■ **Exercise directions**:
Write the number of lines holding the word "cincuenta", and nothing else.

■ **Stored rows**:
[BEGIN]

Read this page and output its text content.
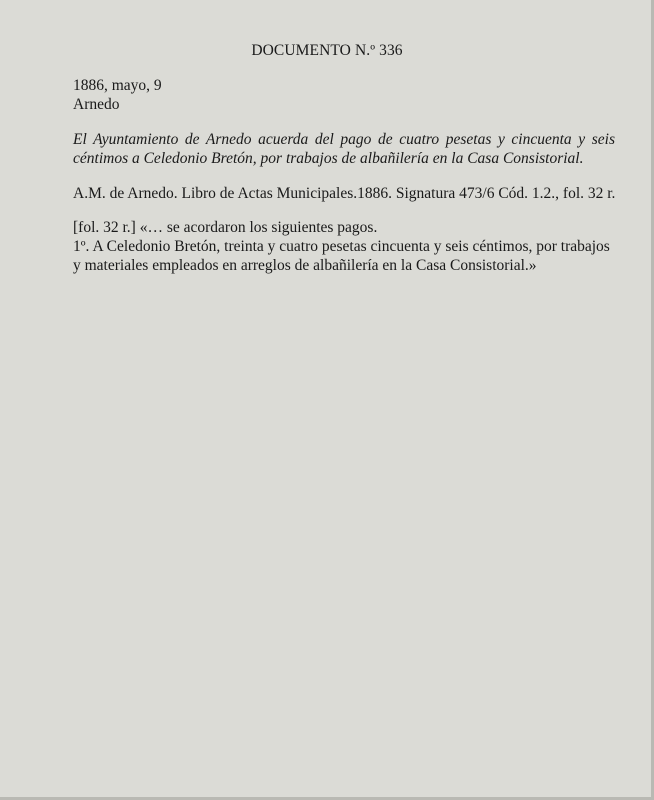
DOCUMENTO N.º 336
1886, mayo, 9
Arnedo
El Ayuntamiento de Arnedo acuerda del pago de cuatro pesetas y cincuenta y seis céntimos a Celedonio Bretón, por trabajos de albañilería en la Casa Consistorial.
A.M. de Arnedo. Libro de Actas Municipales.1886. Signatura 473/6 Cód. 1.2., fol. 32 r.
[fol. 32 r.] «… se acordaron los siguientes pagos.
1º. A Celedonio Bretón, treinta y cuatro pesetas cincuenta y seis céntimos, por trabajos
y materiales empleados en arreglos de albañilería en la Casa Consistorial.»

[END]

■ **Solved exercise**:
2